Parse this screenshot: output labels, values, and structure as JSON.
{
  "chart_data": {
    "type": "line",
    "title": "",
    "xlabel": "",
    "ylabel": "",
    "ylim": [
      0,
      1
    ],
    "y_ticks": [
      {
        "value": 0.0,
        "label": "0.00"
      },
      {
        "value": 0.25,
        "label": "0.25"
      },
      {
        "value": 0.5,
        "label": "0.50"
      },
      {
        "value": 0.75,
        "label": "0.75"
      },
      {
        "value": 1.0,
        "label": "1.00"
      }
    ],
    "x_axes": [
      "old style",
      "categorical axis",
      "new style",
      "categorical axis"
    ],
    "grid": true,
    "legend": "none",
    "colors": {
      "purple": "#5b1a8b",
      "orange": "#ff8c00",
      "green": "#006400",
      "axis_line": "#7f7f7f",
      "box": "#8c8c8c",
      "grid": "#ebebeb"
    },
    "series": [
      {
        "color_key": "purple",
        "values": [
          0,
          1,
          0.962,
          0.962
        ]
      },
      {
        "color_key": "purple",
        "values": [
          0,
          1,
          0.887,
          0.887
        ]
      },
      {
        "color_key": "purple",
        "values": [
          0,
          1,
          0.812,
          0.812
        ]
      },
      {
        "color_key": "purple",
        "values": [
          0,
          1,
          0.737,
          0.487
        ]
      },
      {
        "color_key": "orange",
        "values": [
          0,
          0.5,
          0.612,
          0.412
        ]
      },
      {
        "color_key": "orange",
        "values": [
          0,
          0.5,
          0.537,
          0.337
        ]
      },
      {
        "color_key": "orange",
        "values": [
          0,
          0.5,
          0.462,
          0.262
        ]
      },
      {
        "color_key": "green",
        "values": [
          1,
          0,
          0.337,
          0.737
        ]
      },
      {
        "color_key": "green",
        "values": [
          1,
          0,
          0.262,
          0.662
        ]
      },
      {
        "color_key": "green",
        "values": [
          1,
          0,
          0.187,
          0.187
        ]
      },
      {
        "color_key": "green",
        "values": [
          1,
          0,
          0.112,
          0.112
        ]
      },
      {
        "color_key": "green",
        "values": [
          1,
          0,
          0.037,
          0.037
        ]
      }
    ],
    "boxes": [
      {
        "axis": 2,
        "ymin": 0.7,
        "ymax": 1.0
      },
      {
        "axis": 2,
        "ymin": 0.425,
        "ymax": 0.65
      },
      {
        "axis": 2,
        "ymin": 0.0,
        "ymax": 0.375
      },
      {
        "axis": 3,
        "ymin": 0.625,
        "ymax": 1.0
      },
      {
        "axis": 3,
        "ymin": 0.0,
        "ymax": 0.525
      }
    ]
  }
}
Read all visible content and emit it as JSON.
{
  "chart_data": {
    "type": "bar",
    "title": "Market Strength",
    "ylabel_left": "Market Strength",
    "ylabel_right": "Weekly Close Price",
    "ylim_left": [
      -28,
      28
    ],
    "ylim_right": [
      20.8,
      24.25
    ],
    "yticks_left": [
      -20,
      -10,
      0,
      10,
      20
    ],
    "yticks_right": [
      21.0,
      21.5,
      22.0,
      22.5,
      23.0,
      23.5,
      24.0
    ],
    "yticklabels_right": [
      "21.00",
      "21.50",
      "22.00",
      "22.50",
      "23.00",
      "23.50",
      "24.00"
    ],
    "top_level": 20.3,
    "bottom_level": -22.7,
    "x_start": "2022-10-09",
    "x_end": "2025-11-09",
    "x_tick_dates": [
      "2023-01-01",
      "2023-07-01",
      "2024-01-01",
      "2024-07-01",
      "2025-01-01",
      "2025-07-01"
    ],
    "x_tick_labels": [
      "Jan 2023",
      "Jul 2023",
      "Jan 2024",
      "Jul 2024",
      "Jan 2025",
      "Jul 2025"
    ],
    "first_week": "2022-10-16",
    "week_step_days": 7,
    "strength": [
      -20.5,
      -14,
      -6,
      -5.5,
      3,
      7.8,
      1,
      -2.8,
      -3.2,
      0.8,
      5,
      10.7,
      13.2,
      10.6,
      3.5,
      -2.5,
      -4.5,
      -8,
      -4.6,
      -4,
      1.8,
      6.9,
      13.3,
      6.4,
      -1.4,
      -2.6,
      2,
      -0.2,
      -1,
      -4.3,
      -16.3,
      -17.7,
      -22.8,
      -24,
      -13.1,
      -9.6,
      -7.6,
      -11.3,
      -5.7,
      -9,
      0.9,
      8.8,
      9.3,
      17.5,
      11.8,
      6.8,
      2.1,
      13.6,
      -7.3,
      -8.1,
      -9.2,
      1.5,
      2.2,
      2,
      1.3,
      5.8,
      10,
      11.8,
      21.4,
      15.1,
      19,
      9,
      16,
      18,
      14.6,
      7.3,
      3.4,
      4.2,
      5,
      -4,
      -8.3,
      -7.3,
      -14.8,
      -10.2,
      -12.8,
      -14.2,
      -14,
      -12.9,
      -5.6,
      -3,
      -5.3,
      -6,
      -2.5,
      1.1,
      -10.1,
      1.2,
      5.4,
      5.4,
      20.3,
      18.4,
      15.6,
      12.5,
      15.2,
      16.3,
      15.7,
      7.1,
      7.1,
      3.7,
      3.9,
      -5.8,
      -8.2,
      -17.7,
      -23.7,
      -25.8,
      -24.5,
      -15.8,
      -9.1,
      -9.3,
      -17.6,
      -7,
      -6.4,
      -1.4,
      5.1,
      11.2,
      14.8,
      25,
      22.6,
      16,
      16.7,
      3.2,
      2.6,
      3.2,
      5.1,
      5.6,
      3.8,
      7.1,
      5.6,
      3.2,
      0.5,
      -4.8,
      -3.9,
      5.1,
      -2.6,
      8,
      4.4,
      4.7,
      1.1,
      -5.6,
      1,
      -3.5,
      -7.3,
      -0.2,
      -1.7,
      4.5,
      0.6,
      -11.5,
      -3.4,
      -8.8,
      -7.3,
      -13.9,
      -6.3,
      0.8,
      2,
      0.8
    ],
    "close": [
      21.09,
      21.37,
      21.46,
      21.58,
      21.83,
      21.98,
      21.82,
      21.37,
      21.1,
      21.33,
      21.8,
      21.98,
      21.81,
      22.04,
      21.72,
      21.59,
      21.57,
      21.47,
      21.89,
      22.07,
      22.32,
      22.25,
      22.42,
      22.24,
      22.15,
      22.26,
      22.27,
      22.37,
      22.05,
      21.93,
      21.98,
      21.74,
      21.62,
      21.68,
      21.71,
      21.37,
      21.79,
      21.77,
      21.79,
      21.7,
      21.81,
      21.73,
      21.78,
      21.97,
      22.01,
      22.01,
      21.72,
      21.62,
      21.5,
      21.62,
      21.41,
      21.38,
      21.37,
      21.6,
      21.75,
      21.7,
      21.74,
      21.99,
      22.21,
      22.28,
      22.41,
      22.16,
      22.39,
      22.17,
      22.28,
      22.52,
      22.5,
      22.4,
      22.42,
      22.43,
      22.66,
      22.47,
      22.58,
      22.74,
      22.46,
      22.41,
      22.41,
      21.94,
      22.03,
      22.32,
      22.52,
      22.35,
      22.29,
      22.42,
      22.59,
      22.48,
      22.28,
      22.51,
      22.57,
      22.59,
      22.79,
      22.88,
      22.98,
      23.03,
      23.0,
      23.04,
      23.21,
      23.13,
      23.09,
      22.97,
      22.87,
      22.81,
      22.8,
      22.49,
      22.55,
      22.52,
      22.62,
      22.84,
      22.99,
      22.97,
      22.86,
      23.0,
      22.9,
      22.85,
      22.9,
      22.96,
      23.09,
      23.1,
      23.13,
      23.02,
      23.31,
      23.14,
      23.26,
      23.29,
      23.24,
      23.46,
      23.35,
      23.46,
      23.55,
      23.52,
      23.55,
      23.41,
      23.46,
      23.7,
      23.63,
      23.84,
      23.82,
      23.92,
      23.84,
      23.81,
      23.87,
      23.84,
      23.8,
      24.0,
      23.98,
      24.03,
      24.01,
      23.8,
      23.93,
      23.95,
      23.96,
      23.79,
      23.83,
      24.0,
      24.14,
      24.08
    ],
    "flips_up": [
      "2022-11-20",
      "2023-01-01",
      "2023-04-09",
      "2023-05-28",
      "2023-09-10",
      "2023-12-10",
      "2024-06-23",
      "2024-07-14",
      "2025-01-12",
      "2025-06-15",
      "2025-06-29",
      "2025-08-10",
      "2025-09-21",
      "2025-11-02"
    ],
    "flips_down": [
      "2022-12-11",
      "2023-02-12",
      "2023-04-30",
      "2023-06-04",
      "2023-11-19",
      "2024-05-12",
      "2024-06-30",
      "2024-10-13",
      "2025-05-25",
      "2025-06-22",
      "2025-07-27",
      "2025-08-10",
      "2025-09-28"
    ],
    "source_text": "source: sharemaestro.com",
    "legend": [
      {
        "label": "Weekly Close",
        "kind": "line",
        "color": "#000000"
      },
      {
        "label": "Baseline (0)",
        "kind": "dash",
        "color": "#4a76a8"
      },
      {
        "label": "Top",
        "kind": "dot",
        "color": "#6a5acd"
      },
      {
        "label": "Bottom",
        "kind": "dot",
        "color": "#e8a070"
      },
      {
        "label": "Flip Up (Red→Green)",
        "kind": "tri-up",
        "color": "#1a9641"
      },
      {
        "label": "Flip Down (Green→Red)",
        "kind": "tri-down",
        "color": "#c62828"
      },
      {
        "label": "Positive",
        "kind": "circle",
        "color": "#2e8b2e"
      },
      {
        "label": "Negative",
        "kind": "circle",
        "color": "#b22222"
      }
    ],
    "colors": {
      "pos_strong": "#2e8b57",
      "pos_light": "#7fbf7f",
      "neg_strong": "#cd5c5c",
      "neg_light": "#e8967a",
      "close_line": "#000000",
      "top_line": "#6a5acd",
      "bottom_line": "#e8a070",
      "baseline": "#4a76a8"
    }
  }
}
------------------------------
• _Given task_:
Find every line in the listing that holds the string "Weekly", then say how many there are as a bare number.

• _Answer to this problem_:
2